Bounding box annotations
##############################

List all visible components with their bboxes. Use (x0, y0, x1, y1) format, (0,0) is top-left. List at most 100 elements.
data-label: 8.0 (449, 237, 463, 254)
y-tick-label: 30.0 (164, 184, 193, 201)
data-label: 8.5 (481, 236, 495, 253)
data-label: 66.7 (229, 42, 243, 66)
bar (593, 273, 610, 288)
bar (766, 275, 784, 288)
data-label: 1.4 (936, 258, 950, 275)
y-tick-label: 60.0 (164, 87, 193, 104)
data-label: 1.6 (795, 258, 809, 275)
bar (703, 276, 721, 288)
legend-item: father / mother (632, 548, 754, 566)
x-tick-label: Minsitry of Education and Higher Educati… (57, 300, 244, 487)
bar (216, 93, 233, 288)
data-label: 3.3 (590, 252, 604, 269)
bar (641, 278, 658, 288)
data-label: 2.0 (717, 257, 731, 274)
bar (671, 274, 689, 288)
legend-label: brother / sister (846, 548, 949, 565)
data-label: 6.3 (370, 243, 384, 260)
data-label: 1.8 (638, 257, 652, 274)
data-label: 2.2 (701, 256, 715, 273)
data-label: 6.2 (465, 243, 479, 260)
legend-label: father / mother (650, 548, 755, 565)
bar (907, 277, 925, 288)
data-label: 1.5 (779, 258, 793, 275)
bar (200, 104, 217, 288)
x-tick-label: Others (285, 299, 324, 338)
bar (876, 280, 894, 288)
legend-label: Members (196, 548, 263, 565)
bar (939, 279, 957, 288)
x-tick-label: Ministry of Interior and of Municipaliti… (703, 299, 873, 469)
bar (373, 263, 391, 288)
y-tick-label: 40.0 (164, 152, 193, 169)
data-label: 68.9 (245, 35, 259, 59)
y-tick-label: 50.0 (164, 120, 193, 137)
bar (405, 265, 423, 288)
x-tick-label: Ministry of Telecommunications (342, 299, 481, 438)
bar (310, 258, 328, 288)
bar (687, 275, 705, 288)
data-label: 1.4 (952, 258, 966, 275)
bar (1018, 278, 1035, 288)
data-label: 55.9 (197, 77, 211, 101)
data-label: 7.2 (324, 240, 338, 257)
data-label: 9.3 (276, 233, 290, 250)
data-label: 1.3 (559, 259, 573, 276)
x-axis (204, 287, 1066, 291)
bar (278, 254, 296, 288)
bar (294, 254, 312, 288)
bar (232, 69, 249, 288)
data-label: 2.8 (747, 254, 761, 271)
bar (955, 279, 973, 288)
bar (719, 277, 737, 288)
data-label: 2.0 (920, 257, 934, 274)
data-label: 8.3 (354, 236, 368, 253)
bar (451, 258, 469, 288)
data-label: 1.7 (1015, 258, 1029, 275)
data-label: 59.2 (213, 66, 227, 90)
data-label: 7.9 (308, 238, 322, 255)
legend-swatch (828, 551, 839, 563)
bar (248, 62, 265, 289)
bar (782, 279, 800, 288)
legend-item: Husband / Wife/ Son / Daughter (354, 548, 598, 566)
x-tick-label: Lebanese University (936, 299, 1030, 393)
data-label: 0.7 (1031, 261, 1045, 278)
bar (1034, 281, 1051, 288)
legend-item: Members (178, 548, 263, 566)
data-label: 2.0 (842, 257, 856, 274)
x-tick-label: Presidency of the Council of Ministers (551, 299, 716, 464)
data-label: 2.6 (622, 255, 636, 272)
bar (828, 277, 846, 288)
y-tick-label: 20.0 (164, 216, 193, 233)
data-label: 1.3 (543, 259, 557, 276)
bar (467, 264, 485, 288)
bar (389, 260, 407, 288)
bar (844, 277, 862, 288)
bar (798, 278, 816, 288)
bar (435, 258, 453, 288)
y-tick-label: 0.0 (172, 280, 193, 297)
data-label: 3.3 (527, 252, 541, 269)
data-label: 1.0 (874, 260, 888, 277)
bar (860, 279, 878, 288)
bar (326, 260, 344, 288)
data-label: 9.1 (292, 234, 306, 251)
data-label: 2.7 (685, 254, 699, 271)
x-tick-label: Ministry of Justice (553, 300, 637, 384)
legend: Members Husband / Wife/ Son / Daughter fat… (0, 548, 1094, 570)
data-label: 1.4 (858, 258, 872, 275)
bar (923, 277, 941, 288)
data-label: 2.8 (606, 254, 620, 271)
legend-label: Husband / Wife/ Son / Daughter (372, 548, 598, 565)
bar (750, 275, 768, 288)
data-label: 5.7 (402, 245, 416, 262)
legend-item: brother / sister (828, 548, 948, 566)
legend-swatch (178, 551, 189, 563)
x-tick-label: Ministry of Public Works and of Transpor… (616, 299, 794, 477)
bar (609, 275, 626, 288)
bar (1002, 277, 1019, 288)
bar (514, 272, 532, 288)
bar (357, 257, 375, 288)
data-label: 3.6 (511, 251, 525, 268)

##############################

WRITTEN REQUEST
Can you reproduce every line of the data above, unchanged and in the same order?

WRITTEN SOLUTION
List all visible components with their bboxes. Use (x0, y0, x1, y1) format, (0,0) is top-left. List at most 100 elements.
data-label: 8.0 (449, 237, 463, 254)
y-tick-label: 30.0 (164, 184, 193, 201)
data-label: 8.5 (481, 236, 495, 253)
data-label: 66.7 (229, 42, 243, 66)
bar (593, 273, 610, 288)
bar (766, 275, 784, 288)
data-label: 1.4 (936, 258, 950, 275)
y-tick-label: 60.0 (164, 87, 193, 104)
data-label: 1.6 (795, 258, 809, 275)
bar (703, 276, 721, 288)
legend-item: father / mother (632, 548, 754, 566)
x-tick-label: Minsitry of Education and Higher Educati… (57, 300, 244, 487)
bar (216, 93, 233, 288)
data-label: 3.3 (590, 252, 604, 269)
bar (641, 278, 658, 288)
data-label: 2.0 (717, 257, 731, 274)
bar (671, 274, 689, 288)
legend-label: brother / sister (846, 548, 949, 565)
data-label: 6.3 (370, 243, 384, 260)
data-label: 1.8 (638, 257, 652, 274)
data-label: 2.2 (701, 256, 715, 273)
data-label: 6.2 (465, 243, 479, 260)
legend-label: father / mother (650, 548, 755, 565)
bar (907, 277, 925, 288)
data-label: 1.5 (779, 258, 793, 275)
bar (200, 104, 217, 288)
x-tick-label: Others (285, 299, 324, 338)
bar (876, 280, 894, 288)
legend-label: Members (196, 548, 263, 565)
bar (939, 279, 957, 288)
x-tick-label: Ministry of Interior and of Municipaliti… (703, 299, 873, 469)
bar (373, 263, 391, 288)
y-tick-label: 40.0 (164, 152, 193, 169)
data-label: 68.9 (245, 35, 259, 59)
y-tick-label: 50.0 (164, 120, 193, 137)
bar (405, 265, 423, 288)
x-tick-label: Ministry of Telecommunications (342, 299, 481, 438)
bar (310, 258, 328, 288)
bar (687, 275, 705, 288)
data-label: 1.4 (952, 258, 966, 275)
bar (1018, 278, 1035, 288)
data-label: 55.9 (197, 77, 211, 101)
data-label: 7.2 (324, 240, 338, 257)
data-label: 9.3 (276, 233, 290, 250)
data-label: 1.3 (559, 259, 573, 276)
x-axis (204, 287, 1066, 291)
bar (278, 254, 296, 288)
bar (294, 254, 312, 288)
bar (232, 69, 249, 288)
data-label: 2.8 (747, 254, 761, 271)
bar (955, 279, 973, 288)
bar (719, 277, 737, 288)
data-label: 2.0 (920, 257, 934, 274)
data-label: 8.3 (354, 236, 368, 253)
bar (451, 258, 469, 288)
data-label: 1.7 (1015, 258, 1029, 275)
data-label: 59.2 (213, 66, 227, 90)
data-label: 7.9 (308, 238, 322, 255)
legend-swatch (828, 551, 839, 563)
bar (248, 62, 265, 289)
bar (782, 279, 800, 288)
legend-item: Husband / Wife/ Son / Daughter (354, 548, 598, 566)
x-tick-label: Lebanese University (936, 299, 1030, 393)
data-label: 0.7 (1031, 261, 1045, 278)
bar (1034, 281, 1051, 288)
legend-item: Members (178, 548, 263, 566)
data-label: 2.0 (842, 257, 856, 274)
x-tick-label: Presidency of the Council of Ministers (551, 299, 716, 464)
data-label: 2.6 (622, 255, 636, 272)
bar (828, 277, 846, 288)
y-tick-label: 20.0 (164, 216, 193, 233)
data-label: 1.3 (543, 259, 557, 276)
bar (467, 264, 485, 288)
bar (389, 260, 407, 288)
bar (844, 277, 862, 288)
bar (798, 278, 816, 288)
bar (435, 258, 453, 288)
y-tick-label: 0.0 (172, 280, 193, 297)
data-label: 3.3 (527, 252, 541, 269)
data-label: 1.0 (874, 260, 888, 277)
bar (860, 279, 878, 288)
bar (326, 260, 344, 288)
data-label: 9.1 (292, 234, 306, 251)
data-label: 2.7 (685, 254, 699, 271)
x-tick-label: Ministry of Justice (553, 300, 637, 384)
legend: Members Husband / Wife/ Son / Daughter fat… (0, 548, 1094, 570)
data-label: 1.4 (858, 258, 872, 275)
bar (923, 277, 941, 288)
data-label: 2.8 (606, 254, 620, 271)
legend-label: Husband / Wife/ Son / Daughter (372, 548, 598, 565)
bar (750, 275, 768, 288)
data-label: 5.7 (402, 245, 416, 262)
legend-item: brother / sister (828, 548, 948, 566)
legend-swatch (178, 551, 189, 563)
x-tick-label: Ministry of Public Works and of Transpor… (616, 299, 794, 477)
bar (609, 275, 626, 288)
bar (1002, 277, 1019, 288)
bar (514, 272, 532, 288)
bar (357, 257, 375, 288)
data-label: 3.6 (511, 251, 525, 268)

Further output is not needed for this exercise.